_EXERCISE DESCRIPTION_:
Identify all lines in the data containing the string "JSON". Copy them out.

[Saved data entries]
>>

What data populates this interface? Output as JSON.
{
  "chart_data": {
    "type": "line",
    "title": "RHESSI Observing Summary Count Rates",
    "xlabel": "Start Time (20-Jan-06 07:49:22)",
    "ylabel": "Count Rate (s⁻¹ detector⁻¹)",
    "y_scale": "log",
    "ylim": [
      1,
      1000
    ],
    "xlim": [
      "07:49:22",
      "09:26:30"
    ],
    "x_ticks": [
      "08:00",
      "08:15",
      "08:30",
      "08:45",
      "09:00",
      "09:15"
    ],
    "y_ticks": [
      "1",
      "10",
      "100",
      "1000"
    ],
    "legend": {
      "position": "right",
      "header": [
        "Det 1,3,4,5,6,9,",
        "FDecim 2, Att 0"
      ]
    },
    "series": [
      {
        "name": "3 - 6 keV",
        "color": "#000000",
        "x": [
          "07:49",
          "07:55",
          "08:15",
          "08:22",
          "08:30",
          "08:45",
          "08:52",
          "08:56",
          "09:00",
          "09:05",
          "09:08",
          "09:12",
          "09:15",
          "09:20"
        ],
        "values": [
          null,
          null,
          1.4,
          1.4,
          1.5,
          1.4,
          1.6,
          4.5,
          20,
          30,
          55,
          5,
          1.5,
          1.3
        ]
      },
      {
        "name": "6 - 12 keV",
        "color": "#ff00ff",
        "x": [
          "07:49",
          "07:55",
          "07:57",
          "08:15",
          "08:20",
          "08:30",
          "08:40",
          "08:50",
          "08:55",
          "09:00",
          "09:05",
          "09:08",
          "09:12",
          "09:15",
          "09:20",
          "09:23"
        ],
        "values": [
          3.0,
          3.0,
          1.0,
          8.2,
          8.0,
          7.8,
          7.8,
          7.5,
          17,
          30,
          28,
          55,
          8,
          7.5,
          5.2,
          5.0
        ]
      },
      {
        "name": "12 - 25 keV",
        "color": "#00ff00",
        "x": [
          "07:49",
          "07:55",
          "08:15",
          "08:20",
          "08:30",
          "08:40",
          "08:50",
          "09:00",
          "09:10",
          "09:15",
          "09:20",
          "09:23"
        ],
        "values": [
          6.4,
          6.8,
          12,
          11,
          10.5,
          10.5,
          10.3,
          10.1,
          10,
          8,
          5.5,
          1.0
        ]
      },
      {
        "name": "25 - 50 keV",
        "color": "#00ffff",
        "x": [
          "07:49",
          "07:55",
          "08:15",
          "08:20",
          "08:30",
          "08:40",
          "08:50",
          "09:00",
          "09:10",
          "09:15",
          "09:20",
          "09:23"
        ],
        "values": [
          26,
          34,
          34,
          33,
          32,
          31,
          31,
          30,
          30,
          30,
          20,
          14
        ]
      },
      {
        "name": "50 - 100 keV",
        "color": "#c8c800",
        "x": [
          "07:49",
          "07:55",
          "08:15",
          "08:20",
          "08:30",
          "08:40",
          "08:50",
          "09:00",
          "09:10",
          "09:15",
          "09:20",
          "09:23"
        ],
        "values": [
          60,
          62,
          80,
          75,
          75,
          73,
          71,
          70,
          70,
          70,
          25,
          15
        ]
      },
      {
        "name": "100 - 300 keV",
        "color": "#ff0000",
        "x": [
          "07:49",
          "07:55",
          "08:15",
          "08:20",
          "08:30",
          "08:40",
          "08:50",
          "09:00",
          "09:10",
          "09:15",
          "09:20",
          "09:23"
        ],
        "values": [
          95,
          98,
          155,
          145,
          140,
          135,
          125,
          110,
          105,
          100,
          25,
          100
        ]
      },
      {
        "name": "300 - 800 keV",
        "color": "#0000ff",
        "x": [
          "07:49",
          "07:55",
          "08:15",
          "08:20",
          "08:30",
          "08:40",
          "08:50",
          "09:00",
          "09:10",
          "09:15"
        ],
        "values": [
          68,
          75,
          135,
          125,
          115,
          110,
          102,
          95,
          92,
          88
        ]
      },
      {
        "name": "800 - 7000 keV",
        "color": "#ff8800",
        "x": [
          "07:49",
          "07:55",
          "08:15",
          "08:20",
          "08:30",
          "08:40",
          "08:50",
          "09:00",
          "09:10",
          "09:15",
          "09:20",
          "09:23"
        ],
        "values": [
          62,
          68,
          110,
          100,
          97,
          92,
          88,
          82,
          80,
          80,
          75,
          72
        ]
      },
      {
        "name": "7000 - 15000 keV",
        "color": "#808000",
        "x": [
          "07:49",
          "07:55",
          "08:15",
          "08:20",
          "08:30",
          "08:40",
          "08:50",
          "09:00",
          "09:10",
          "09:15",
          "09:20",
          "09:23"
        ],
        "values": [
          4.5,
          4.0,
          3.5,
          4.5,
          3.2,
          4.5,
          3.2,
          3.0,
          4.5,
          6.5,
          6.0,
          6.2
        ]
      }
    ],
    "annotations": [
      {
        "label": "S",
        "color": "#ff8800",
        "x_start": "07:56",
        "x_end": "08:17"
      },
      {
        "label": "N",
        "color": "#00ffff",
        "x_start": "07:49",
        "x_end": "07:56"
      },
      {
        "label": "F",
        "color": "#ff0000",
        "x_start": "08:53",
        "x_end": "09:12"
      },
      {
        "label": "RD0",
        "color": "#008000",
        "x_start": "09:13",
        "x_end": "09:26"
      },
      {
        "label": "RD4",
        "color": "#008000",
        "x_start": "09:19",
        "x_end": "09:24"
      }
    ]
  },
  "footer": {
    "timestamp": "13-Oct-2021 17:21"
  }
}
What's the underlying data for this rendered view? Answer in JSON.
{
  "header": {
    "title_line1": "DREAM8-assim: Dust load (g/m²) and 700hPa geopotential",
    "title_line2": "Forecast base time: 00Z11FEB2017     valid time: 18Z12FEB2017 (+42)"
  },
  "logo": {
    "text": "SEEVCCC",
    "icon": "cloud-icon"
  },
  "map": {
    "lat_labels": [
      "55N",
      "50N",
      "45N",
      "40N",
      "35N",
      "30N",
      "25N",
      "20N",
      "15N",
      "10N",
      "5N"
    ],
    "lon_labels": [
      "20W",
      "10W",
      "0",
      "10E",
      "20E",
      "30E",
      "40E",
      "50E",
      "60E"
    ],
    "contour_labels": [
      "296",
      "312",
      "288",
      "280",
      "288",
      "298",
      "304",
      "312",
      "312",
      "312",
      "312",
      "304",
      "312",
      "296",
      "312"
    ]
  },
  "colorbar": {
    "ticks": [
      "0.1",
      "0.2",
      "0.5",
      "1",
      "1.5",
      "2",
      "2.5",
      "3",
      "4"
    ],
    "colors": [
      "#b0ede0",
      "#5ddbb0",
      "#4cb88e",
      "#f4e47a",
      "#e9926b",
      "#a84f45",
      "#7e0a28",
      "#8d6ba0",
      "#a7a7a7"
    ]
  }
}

<<

_SOLUTION FOR THIS PROBLEM_:
What data populates this interface? Output as JSON.
What's the underlying data for this rendered view? Answer in JSON.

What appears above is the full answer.